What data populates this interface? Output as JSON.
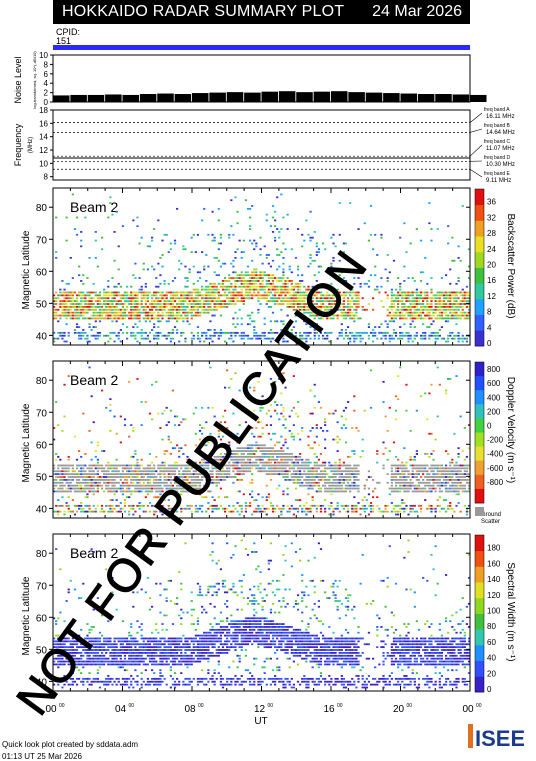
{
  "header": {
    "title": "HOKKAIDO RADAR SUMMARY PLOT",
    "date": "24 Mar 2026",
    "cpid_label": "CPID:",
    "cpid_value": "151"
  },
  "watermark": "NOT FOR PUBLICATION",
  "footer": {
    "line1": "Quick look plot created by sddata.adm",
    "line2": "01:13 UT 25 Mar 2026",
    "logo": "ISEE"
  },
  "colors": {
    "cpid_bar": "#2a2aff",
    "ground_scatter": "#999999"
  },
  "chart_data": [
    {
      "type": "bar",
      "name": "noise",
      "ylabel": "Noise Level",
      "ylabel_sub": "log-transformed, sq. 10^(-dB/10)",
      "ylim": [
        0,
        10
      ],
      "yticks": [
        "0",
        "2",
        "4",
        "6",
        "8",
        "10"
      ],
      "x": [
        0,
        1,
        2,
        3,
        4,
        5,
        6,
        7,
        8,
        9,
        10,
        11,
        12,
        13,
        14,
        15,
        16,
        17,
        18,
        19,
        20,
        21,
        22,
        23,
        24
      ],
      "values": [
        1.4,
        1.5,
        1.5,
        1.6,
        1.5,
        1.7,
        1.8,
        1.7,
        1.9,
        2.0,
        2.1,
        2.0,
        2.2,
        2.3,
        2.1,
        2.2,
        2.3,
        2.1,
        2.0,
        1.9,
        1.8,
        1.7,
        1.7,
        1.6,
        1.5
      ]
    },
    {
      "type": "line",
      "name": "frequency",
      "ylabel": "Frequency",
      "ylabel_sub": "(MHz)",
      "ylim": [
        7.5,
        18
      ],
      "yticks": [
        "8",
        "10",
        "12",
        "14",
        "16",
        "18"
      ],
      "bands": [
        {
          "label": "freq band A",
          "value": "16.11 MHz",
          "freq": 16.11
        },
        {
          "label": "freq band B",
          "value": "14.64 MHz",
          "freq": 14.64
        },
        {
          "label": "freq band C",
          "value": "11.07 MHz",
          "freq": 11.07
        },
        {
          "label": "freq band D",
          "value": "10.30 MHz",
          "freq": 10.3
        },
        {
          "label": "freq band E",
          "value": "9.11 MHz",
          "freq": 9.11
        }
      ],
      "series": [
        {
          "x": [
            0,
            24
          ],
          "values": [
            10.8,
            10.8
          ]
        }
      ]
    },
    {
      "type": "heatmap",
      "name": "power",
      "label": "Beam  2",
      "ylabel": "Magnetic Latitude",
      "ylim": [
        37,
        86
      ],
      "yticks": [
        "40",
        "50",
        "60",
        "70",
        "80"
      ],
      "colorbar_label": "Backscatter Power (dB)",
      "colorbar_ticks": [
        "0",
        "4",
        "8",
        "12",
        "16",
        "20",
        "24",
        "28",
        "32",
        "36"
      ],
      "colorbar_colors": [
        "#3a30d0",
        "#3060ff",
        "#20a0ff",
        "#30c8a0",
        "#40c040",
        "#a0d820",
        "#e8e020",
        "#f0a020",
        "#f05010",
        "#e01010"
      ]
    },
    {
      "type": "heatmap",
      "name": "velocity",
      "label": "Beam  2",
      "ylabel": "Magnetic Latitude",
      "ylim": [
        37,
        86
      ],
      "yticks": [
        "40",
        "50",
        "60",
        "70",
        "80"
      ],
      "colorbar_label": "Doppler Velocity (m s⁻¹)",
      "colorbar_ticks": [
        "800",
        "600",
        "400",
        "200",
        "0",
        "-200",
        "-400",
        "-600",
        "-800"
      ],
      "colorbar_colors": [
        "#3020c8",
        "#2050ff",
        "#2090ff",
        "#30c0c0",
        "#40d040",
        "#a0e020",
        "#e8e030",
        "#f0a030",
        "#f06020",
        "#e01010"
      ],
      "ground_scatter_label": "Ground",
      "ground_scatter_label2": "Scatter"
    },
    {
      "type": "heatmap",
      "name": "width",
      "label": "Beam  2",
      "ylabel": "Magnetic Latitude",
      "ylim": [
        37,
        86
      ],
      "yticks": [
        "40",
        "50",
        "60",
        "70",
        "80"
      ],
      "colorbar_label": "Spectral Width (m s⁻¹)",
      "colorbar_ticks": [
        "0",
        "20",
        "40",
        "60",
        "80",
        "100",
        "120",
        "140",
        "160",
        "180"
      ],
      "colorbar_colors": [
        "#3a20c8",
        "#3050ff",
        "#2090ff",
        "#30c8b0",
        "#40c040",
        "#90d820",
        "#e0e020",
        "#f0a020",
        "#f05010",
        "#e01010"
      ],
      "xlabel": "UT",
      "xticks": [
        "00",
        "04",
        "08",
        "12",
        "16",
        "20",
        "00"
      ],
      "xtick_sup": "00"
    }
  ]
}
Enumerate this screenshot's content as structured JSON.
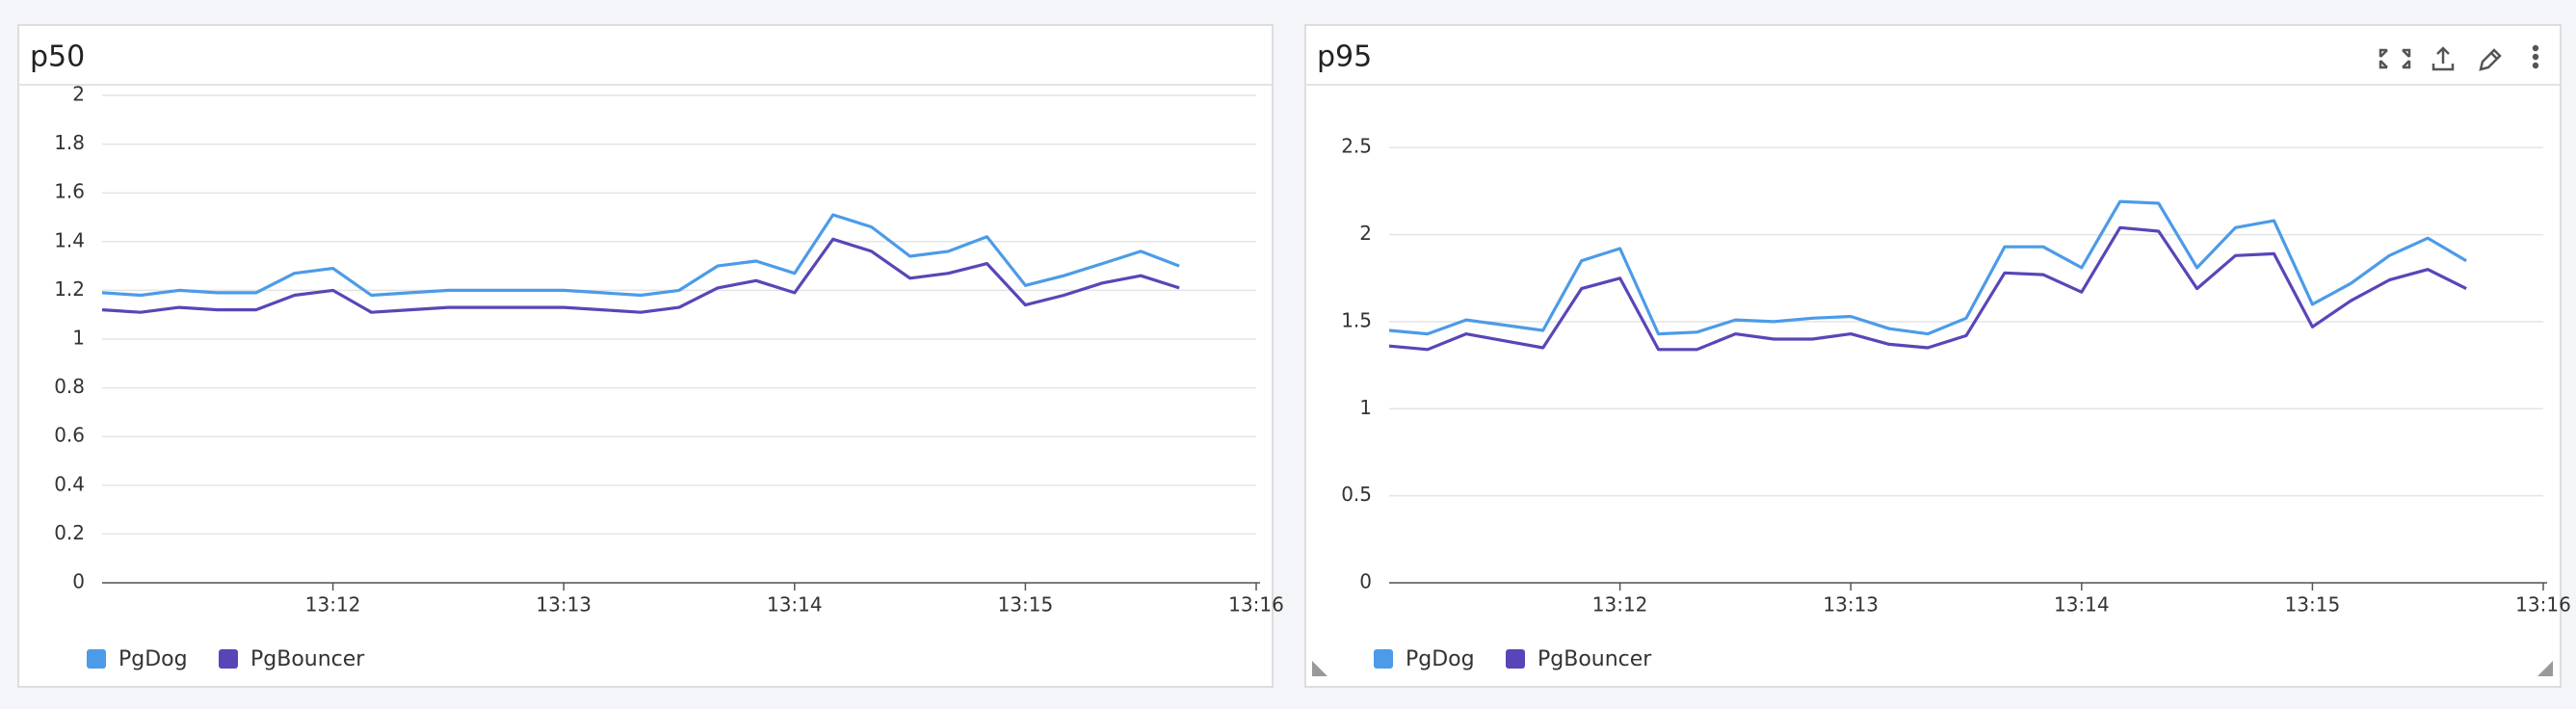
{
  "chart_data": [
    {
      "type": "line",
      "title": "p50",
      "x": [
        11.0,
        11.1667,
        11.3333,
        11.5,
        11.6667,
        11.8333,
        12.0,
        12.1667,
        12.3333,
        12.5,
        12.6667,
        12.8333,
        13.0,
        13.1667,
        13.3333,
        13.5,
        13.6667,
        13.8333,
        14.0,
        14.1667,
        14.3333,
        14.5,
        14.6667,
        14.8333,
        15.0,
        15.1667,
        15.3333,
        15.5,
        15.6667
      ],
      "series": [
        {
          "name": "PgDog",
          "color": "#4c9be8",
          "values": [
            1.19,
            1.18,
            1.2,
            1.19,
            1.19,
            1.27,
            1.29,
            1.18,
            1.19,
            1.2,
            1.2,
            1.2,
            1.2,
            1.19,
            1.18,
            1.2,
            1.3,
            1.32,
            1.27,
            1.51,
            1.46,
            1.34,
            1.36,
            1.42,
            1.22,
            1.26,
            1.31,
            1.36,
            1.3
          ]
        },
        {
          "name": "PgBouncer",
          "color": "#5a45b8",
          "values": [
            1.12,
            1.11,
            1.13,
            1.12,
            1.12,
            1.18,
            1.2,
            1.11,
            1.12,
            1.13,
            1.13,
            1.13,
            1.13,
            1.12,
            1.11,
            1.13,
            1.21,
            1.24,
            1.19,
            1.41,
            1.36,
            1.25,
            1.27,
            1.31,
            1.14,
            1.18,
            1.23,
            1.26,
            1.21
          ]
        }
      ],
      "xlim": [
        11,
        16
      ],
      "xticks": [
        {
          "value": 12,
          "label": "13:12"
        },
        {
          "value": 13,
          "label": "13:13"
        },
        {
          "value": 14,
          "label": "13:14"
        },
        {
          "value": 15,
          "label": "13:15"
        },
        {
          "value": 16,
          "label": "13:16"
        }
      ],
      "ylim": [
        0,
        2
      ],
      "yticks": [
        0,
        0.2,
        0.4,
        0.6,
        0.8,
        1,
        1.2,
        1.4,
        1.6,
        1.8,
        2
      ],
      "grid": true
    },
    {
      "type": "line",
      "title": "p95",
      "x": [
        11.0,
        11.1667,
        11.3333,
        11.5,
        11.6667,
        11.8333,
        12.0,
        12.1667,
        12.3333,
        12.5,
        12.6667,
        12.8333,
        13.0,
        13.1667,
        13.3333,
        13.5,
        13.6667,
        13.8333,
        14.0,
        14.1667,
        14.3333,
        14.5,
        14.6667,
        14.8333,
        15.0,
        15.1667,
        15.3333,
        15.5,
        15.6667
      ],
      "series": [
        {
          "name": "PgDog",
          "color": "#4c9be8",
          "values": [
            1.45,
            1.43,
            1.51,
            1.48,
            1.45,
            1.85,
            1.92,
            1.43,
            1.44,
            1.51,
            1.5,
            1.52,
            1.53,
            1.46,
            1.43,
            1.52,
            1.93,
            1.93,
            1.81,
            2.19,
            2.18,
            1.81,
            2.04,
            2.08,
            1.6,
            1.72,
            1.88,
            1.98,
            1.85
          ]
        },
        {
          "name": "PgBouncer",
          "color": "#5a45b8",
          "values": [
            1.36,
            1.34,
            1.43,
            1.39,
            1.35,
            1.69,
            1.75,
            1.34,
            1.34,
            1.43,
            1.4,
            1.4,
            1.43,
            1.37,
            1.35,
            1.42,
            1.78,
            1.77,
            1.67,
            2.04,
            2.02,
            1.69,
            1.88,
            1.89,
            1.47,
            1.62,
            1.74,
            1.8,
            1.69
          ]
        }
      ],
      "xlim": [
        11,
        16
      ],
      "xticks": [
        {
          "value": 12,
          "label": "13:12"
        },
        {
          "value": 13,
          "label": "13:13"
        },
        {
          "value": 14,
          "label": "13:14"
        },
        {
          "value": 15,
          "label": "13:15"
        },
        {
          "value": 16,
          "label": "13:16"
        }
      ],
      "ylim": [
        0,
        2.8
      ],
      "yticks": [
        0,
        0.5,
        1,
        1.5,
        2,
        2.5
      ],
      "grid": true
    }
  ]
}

* * * * *

THE PROBLEM: Find how many lines in the listing contain the word "JSON" and give that count alone.

SOLVED PROBLEM: 2